**To do**
Under this task are some entries; return every one of them exactly.

**Entries provided**
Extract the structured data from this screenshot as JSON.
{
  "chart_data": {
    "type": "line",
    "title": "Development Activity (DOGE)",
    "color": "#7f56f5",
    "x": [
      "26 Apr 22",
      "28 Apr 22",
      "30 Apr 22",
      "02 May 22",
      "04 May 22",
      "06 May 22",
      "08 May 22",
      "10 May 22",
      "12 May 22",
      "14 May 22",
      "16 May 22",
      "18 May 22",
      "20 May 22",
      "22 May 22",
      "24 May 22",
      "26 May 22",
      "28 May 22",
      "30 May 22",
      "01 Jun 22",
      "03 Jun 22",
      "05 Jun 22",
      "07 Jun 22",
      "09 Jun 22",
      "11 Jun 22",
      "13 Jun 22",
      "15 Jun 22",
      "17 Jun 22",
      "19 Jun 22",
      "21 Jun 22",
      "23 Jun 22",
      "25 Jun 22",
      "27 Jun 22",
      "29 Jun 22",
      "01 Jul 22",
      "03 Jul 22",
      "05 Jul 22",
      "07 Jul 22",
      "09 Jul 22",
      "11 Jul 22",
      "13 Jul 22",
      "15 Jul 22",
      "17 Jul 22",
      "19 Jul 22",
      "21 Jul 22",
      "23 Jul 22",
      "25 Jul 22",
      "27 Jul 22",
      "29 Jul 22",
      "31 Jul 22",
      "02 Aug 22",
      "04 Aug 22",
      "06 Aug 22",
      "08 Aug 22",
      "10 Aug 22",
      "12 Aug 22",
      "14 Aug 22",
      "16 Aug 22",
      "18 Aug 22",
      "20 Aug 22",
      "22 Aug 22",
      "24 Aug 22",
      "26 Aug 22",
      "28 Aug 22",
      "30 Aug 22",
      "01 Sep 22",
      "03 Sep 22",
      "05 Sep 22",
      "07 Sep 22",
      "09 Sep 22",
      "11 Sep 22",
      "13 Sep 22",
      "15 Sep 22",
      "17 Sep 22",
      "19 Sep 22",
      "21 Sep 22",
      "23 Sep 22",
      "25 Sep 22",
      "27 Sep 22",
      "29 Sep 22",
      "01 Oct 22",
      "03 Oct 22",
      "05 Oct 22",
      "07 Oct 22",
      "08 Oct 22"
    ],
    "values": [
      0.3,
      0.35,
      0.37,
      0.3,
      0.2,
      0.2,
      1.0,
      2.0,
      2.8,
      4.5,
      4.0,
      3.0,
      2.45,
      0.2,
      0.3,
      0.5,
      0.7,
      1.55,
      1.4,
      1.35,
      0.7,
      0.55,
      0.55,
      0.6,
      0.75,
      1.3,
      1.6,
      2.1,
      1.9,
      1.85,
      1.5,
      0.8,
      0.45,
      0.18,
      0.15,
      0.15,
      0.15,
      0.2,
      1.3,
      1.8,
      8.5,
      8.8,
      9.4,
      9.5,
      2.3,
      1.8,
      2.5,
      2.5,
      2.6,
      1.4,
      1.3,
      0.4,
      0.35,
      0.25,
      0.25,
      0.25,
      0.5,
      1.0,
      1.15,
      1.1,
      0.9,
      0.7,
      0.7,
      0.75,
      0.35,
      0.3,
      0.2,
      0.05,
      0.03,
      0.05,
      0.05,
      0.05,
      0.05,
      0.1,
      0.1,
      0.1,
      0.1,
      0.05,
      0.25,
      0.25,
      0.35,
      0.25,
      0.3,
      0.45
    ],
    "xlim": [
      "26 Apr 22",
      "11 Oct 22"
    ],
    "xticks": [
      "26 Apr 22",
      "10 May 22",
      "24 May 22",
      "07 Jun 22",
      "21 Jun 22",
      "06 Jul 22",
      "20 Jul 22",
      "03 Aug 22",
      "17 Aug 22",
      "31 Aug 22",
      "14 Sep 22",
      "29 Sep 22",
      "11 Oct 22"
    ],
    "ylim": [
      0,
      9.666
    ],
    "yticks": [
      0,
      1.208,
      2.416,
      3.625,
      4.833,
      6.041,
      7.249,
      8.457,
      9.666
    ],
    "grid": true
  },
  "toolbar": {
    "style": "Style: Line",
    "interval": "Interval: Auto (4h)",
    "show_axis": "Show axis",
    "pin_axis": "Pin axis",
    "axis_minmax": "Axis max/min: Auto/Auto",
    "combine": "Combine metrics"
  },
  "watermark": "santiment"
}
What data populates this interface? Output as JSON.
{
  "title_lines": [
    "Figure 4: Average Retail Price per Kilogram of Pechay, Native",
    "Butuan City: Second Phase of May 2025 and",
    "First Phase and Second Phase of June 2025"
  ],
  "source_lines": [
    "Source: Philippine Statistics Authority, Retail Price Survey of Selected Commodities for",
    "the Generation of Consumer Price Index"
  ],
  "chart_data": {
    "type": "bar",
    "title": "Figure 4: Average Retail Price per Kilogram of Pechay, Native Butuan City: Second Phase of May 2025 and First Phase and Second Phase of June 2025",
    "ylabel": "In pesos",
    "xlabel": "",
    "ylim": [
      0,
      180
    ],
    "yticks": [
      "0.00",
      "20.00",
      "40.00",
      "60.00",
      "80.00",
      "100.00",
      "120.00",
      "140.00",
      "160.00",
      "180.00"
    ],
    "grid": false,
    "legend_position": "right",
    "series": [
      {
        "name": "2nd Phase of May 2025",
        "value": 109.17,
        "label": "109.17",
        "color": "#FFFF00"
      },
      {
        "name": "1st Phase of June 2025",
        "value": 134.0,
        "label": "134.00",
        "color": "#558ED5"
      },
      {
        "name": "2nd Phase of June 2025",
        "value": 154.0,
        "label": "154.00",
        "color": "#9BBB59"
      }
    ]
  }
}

**The result**
Extract the structured data from this screenshot as JSON.
{
  "chart_data": {
    "type": "line",
    "title": "Development Activity (DOGE)",
    "color": "#7f56f5",
    "x": [
      "26 Apr 22",
      "28 Apr 22",
      "30 Apr 22",
      "02 May 22",
      "04 May 22",
      "06 May 22",
      "08 May 22",
      "10 May 22",
      "12 May 22",
      "14 May 22",
      "16 May 22",
      "18 May 22",
      "20 May 22",
      "22 May 22",
      "24 May 22",
      "26 May 22",
      "28 May 22",
      "30 May 22",
      "01 Jun 22",
      "03 Jun 22",
      "05 Jun 22",
      "07 Jun 22",
      "09 Jun 22",
      "11 Jun 22",
      "13 Jun 22",
      "15 Jun 22",
      "17 Jun 22",
      "19 Jun 22",
      "21 Jun 22",
      "23 Jun 22",
      "25 Jun 22",
      "27 Jun 22",
      "29 Jun 22",
      "01 Jul 22",
      "03 Jul 22",
      "05 Jul 22",
      "07 Jul 22",
      "09 Jul 22",
      "11 Jul 22",
      "13 Jul 22",
      "15 Jul 22",
      "17 Jul 22",
      "19 Jul 22",
      "21 Jul 22",
      "23 Jul 22",
      "25 Jul 22",
      "27 Jul 22",
      "29 Jul 22",
      "31 Jul 22",
      "02 Aug 22",
      "04 Aug 22",
      "06 Aug 22",
      "08 Aug 22",
      "10 Aug 22",
      "12 Aug 22",
      "14 Aug 22",
      "16 Aug 22",
      "18 Aug 22",
      "20 Aug 22",
      "22 Aug 22",
      "24 Aug 22",
      "26 Aug 22",
      "28 Aug 22",
      "30 Aug 22",
      "01 Sep 22",
      "03 Sep 22",
      "05 Sep 22",
      "07 Sep 22",
      "09 Sep 22",
      "11 Sep 22",
      "13 Sep 22",
      "15 Sep 22",
      "17 Sep 22",
      "19 Sep 22",
      "21 Sep 22",
      "23 Sep 22",
      "25 Sep 22",
      "27 Sep 22",
      "29 Sep 22",
      "01 Oct 22",
      "03 Oct 22",
      "05 Oct 22",
      "07 Oct 22",
      "08 Oct 22"
    ],
    "values": [
      0.3,
      0.35,
      0.37,
      0.3,
      0.2,
      0.2,
      1.0,
      2.0,
      2.8,
      4.5,
      4.0,
      3.0,
      2.45,
      0.2,
      0.3,
      0.5,
      0.7,
      1.55,
      1.4,
      1.35,
      0.7,
      0.55,
      0.55,
      0.6,
      0.75,
      1.3,
      1.6,
      2.1,
      1.9,
      1.85,
      1.5,
      0.8,
      0.45,
      0.18,
      0.15,
      0.15,
      0.15,
      0.2,
      1.3,
      1.8,
      8.5,
      8.8,
      9.4,
      9.5,
      2.3,
      1.8,
      2.5,
      2.5,
      2.6,
      1.4,
      1.3,
      0.4,
      0.35,
      0.25,
      0.25,
      0.25,
      0.5,
      1.0,
      1.15,
      1.1,
      0.9,
      0.7,
      0.7,
      0.75,
      0.35,
      0.3,
      0.2,
      0.05,
      0.03,
      0.05,
      0.05,
      0.05,
      0.05,
      0.1,
      0.1,
      0.1,
      0.1,
      0.05,
      0.25,
      0.25,
      0.35,
      0.25,
      0.3,
      0.45
    ],
    "xlim": [
      "26 Apr 22",
      "11 Oct 22"
    ],
    "xticks": [
      "26 Apr 22",
      "10 May 22",
      "24 May 22",
      "07 Jun 22",
      "21 Jun 22",
      "06 Jul 22",
      "20 Jul 22",
      "03 Aug 22",
      "17 Aug 22",
      "31 Aug 22",
      "14 Sep 22",
      "29 Sep 22",
      "11 Oct 22"
    ],
    "ylim": [
      0,
      9.666
    ],
    "yticks": [
      0,
      1.208,
      2.416,
      3.625,
      4.833,
      6.041,
      7.249,
      8.457,
      9.666
    ],
    "grid": true
  },
  "toolbar": {
    "style": "Style: Line",
    "interval": "Interval: Auto (4h)",
    "show_axis": "Show axis",
    "pin_axis": "Pin axis",
    "axis_minmax": "Axis max/min: Auto/Auto",
    "combine": "Combine metrics"
  },
  "watermark": "santiment"
}
What data populates this interface? Output as JSON.
{
  "title_lines": [
    "Figure 4: Average Retail Price per Kilogram of Pechay, Native",
    "Butuan City: Second Phase of May 2025 and",
    "First Phase and Second Phase of June 2025"
  ],
  "source_lines": [
    "Source: Philippine Statistics Authority, Retail Price Survey of Selected Commodities for",
    "the Generation of Consumer Price Index"
  ],
  "chart_data": {
    "type": "bar",
    "title": "Figure 4: Average Retail Price per Kilogram of Pechay, Native Butuan City: Second Phase of May 2025 and First Phase and Second Phase of June 2025",
    "ylabel": "In pesos",
    "xlabel": "",
    "ylim": [
      0,
      180
    ],
    "yticks": [
      "0.00",
      "20.00",
      "40.00",
      "60.00",
      "80.00",
      "100.00",
      "120.00",
      "140.00",
      "160.00",
      "180.00"
    ],
    "grid": false,
    "legend_position": "right",
    "series": [
      {
        "name": "2nd Phase of May 2025",
        "value": 109.17,
        "label": "109.17",
        "color": "#FFFF00"
      },
      {
        "name": "1st Phase of June 2025",
        "value": 134.0,
        "label": "134.00",
        "color": "#558ED5"
      },
      {
        "name": "2nd Phase of June 2025",
        "value": 154.0,
        "label": "154.00",
        "color": "#9BBB59"
      }
    ]
  }
}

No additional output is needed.